» **SEITENAUSZUG**:
Fachinformationen
Aktionsplan für die Stahl- und Metallindustrie der EU-Kommission
Die Europäische Kommission hat einen Aktionsplan für eine wettbewerbsfähige und kohlenstoffarme Stahl- und Metallindustrie vorgelegt, der im Rahmen des Clean Industrial Deal (CID) gezielte Maßnahmen für die Stahl- und Metallindustrie enthält. Die vorgeschlagenen Maßnahmen sollen u. a. eine erschwingliche und sichere Energieversorgung für den Sektor gewährleisten, die Verlagerung von CO₂-Emissionen verhindern, europäische Industriekapazitäten schützen und ausbauen sowie hochwertige Arbeitsplätze erhalten. Der Aktionsplan greift Teile des CID auf und geht in einigen Punkten darüber hinaus.
1. Inhalt des Aktionsplans
a) Energie- und Klimapolitik
Entlastungen bei Energiepreisen: Die Mitgliedstaaten sollen alle im europäischen Energie- und Beihilfenrecht vorgesehenen Flexibilitäten zügig umsetzen, um die Kosten für energieintensive Industrien zu senken. Zudem könnten Netzentgelte so gestaltet werden, dass energieintensive Branchen profitieren. Weitere Details hierzu sollen die für Q2 2025 angekündigten Leitlinien zur Gestaltung von Netzentgelten liefern.

» **MATERIAL**:
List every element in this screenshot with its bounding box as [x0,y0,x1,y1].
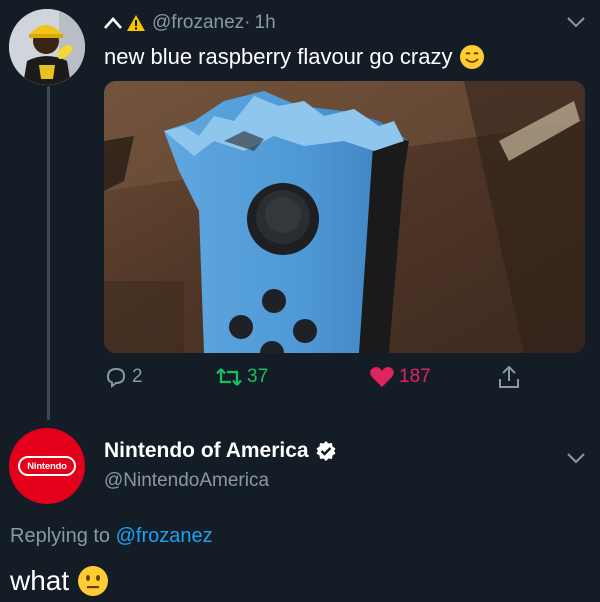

» **ARBEITSANWEISUNGEN**:
• A. Für welchen Zeitraum sind laut dem Text zum Stahl-Aktionsplan die Leitlinien zur Gestaltung von Netzentgelten angekündigt?
• B. Führen Sie bitte den Text zum Stahl-Aktionsplan ab seinem letzten Satz weiter.
Die Auflistung wird zur Bearbeitung nicht gebraucht.

» **LÖSUNGEN**:
• A. Für das zweite Quartal 2025.

• B.
Strompreiskompensation: Die Mitgliedstaaten werden aufgefordert, die in den ETS-Beihilfeleitlinien vorgesehene Möglichkeit zur Kompensation indirekter CO₂-Kosten stärker zu nutzen, da dies laut Kommission bisher nur 14 Mitgliedstaaten tun. Im Rahmen der ETS- und CBAM-Überprüfungen 2026 will die Kommission zudem sicherstellen, dass auch über 2030 hinaus angemessene Maßnahmen zur indirekten Stromkostenkompensation verfügbar sind. In einer früheren (geleakten) Version des Aktionsplans war jedoch noch davon die Rede, die Strompreiskompensation „dauerhaft” (über 2030 hinaus) beizubehalten. Diese Änderung könnte darauf hindeuten, dass die indirekten Emissionen möglicherweise doch noch in den CBAM einbezogen werden und die Strompreiskompensation entsprechend auslaufen könnte.
Beschleunigung von Netzanschlüssen: Die Kommission wird Leitlinien und Empfehlungen an die Mitgliedstaaten vorlegen, um Wartezeiten für Netzanschlüsse zu verkürzen (Q4 2025). Dies soll durch die „Entfernung spekulativer oder unausgereifter Anträge aus der Warteschlange“ erreicht werden. Wo nötig soll auf Basis objektiver Kriterien vom „First come, first served“-Prinzip abgewichen werden.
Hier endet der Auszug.